[Instructions to follow] Output the material below in full, exactly as it is.

[Data listing]
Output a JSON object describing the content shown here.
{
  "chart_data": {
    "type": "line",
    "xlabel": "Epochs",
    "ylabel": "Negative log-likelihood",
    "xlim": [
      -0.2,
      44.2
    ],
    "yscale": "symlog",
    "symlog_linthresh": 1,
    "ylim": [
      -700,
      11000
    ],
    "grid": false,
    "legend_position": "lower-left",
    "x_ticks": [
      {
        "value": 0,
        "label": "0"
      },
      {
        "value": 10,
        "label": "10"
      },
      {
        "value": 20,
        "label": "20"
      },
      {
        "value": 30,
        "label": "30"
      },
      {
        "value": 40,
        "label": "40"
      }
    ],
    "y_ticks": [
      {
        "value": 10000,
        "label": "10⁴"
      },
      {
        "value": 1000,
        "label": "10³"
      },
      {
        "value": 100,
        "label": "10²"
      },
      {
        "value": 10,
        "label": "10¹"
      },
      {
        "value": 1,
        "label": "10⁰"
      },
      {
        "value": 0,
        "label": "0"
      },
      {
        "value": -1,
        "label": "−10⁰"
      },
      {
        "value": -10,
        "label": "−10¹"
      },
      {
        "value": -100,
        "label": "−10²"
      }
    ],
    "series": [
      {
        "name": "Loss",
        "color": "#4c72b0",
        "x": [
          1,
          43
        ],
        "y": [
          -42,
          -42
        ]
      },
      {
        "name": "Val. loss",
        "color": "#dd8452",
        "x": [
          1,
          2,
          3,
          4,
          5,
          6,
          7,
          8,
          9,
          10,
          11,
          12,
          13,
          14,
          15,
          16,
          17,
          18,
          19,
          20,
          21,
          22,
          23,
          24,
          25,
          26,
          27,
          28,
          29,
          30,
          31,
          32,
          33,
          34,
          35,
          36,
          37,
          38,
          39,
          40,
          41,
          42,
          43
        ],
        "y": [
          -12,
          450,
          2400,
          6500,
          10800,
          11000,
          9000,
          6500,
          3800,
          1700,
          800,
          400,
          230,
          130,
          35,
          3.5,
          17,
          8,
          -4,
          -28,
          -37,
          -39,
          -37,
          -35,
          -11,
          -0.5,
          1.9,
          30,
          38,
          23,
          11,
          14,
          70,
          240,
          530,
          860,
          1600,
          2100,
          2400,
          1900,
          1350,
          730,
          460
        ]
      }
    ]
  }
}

[Response to the task]
Output a JSON object describing the content shown here.
{
  "chart_data": {
    "type": "line",
    "xlabel": "Epochs",
    "ylabel": "Negative log-likelihood",
    "xlim": [
      -0.2,
      44.2
    ],
    "yscale": "symlog",
    "symlog_linthresh": 1,
    "ylim": [
      -700,
      11000
    ],
    "grid": false,
    "legend_position": "lower-left",
    "x_ticks": [
      {
        "value": 0,
        "label": "0"
      },
      {
        "value": 10,
        "label": "10"
      },
      {
        "value": 20,
        "label": "20"
      },
      {
        "value": 30,
        "label": "30"
      },
      {
        "value": 40,
        "label": "40"
      }
    ],
    "y_ticks": [
      {
        "value": 10000,
        "label": "10⁴"
      },
      {
        "value": 1000,
        "label": "10³"
      },
      {
        "value": 100,
        "label": "10²"
      },
      {
        "value": 10,
        "label": "10¹"
      },
      {
        "value": 1,
        "label": "10⁰"
      },
      {
        "value": 0,
        "label": "0"
      },
      {
        "value": -1,
        "label": "−10⁰"
      },
      {
        "value": -10,
        "label": "−10¹"
      },
      {
        "value": -100,
        "label": "−10²"
      }
    ],
    "series": [
      {
        "name": "Loss",
        "color": "#4c72b0",
        "x": [
          1,
          43
        ],
        "y": [
          -42,
          -42
        ]
      },
      {
        "name": "Val. loss",
        "color": "#dd8452",
        "x": [
          1,
          2,
          3,
          4,
          5,
          6,
          7,
          8,
          9,
          10,
          11,
          12,
          13,
          14,
          15,
          16,
          17,
          18,
          19,
          20,
          21,
          22,
          23,
          24,
          25,
          26,
          27,
          28,
          29,
          30,
          31,
          32,
          33,
          34,
          35,
          36,
          37,
          38,
          39,
          40,
          41,
          42,
          43
        ],
        "y": [
          -12,
          450,
          2400,
          6500,
          10800,
          11000,
          9000,
          6500,
          3800,
          1700,
          800,
          400,
          230,
          130,
          35,
          3.5,
          17,
          8,
          -4,
          -28,
          -37,
          -39,
          -37,
          -35,
          -11,
          -0.5,
          1.9,
          30,
          38,
          23,
          11,
          14,
          70,
          240,
          530,
          860,
          1600,
          2100,
          2400,
          1900,
          1350,
          730,
          460
        ]
      }
    ]
  }
}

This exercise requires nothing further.